WRITTEN EXERCISE:
Give a verbatim copy of the lines below, minus the pictures.

DATA ROWS:

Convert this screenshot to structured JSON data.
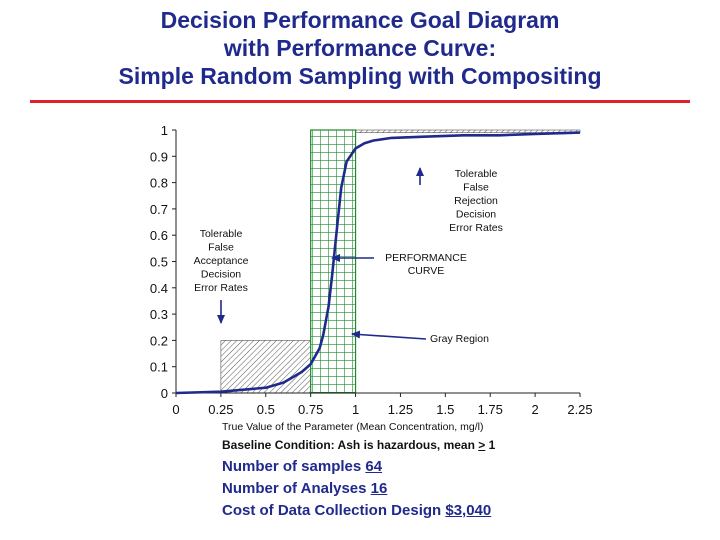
{
  "slide": {
    "title_lines": [
      "Decision Performance Goal Diagram",
      "with Performance Curve:",
      "Simple Random Sampling with Compositing"
    ],
    "baseline_label": "Baseline Condition: Ash is hazardous, mean ",
    "baseline_op": ">",
    "baseline_value": " 1",
    "samples_label": "Number of samples ",
    "samples_value": "64",
    "analyses_label": "Number of Analyses ",
    "analyses_value": "16",
    "cost_label": "Cost of Data Collection Design ",
    "cost_value": "$3,040"
  },
  "colors": {
    "title": "#1f2a8c",
    "rule": "#e0202a",
    "curve": "#1f2a8c",
    "gray_region_grid": "#1c8a2a",
    "hatch": "#555555"
  },
  "chart_data": {
    "type": "line",
    "xlabel": "True Value of the Parameter (Mean Concentration, mg/l)",
    "ylabel": "",
    "xlim": [
      0,
      2.25
    ],
    "ylim": [
      0,
      1
    ],
    "x_ticks": [
      "0",
      "0.25",
      "0.5",
      "0.75",
      "1",
      "1.25",
      "1.5",
      "1.75",
      "2",
      "2.25"
    ],
    "y_ticks": [
      "0",
      "0.1",
      "0.2",
      "0.3",
      "0.4",
      "0.5",
      "0.6",
      "0.7",
      "0.8",
      "0.9",
      "1"
    ],
    "series": [
      {
        "x": [
          0,
          0.25,
          0.5,
          0.6,
          0.7,
          0.75,
          0.8,
          0.82,
          0.85,
          0.87,
          0.9,
          0.92,
          0.95,
          1.0,
          1.05,
          1.1,
          1.2,
          1.4,
          1.6,
          1.8,
          2.0,
          2.25
        ],
        "y": [
          0.0,
          0.005,
          0.02,
          0.04,
          0.08,
          0.11,
          0.17,
          0.22,
          0.33,
          0.45,
          0.65,
          0.78,
          0.88,
          0.93,
          0.95,
          0.96,
          0.97,
          0.975,
          0.98,
          0.98,
          0.985,
          0.99
        ]
      }
    ],
    "gray_region": [
      0.75,
      1.0
    ],
    "tolerable_false_acceptance": {
      "x": [
        0.25,
        0.75
      ],
      "y": 0.2
    },
    "tolerable_false_rejection": {
      "x": [
        1.0,
        2.25
      ],
      "y": 0.99
    },
    "annotations": [
      {
        "lines": [
          "Tolerable",
          "False",
          "Rejection",
          "Decision",
          "Error Rates"
        ]
      },
      {
        "lines": [
          "Tolerable",
          "False",
          "Acceptance",
          "Decision",
          "Error Rates"
        ]
      },
      {
        "lines": [
          "PERFORMANCE",
          "CURVE"
        ]
      },
      {
        "lines": [
          "Gray Region"
        ]
      }
    ]
  }
}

TASK RESULT:
Convert this screenshot to structured JSON data.
{
  "slide": {
    "title_lines": [
      "Decision Performance Goal Diagram",
      "with Performance Curve:",
      "Simple Random Sampling with Compositing"
    ],
    "baseline_label": "Baseline Condition: Ash is hazardous, mean ",
    "baseline_op": ">",
    "baseline_value": " 1",
    "samples_label": "Number of samples ",
    "samples_value": "64",
    "analyses_label": "Number of Analyses ",
    "analyses_value": "16",
    "cost_label": "Cost of Data Collection Design ",
    "cost_value": "$3,040"
  },
  "colors": {
    "title": "#1f2a8c",
    "rule": "#e0202a",
    "curve": "#1f2a8c",
    "gray_region_grid": "#1c8a2a",
    "hatch": "#555555"
  },
  "chart_data": {
    "type": "line",
    "xlabel": "True Value of the Parameter (Mean Concentration, mg/l)",
    "ylabel": "",
    "xlim": [
      0,
      2.25
    ],
    "ylim": [
      0,
      1
    ],
    "x_ticks": [
      "0",
      "0.25",
      "0.5",
      "0.75",
      "1",
      "1.25",
      "1.5",
      "1.75",
      "2",
      "2.25"
    ],
    "y_ticks": [
      "0",
      "0.1",
      "0.2",
      "0.3",
      "0.4",
      "0.5",
      "0.6",
      "0.7",
      "0.8",
      "0.9",
      "1"
    ],
    "series": [
      {
        "x": [
          0,
          0.25,
          0.5,
          0.6,
          0.7,
          0.75,
          0.8,
          0.82,
          0.85,
          0.87,
          0.9,
          0.92,
          0.95,
          1.0,
          1.05,
          1.1,
          1.2,
          1.4,
          1.6,
          1.8,
          2.0,
          2.25
        ],
        "y": [
          0.0,
          0.005,
          0.02,
          0.04,
          0.08,
          0.11,
          0.17,
          0.22,
          0.33,
          0.45,
          0.65,
          0.78,
          0.88,
          0.93,
          0.95,
          0.96,
          0.97,
          0.975,
          0.98,
          0.98,
          0.985,
          0.99
        ]
      }
    ],
    "gray_region": [
      0.75,
      1.0
    ],
    "tolerable_false_acceptance": {
      "x": [
        0.25,
        0.75
      ],
      "y": 0.2
    },
    "tolerable_false_rejection": {
      "x": [
        1.0,
        2.25
      ],
      "y": 0.99
    },
    "annotations": [
      {
        "lines": [
          "Tolerable",
          "False",
          "Rejection",
          "Decision",
          "Error Rates"
        ]
      },
      {
        "lines": [
          "Tolerable",
          "False",
          "Acceptance",
          "Decision",
          "Error Rates"
        ]
      },
      {
        "lines": [
          "PERFORMANCE",
          "CURVE"
        ]
      },
      {
        "lines": [
          "Gray Region"
        ]
      }
    ]
  }
}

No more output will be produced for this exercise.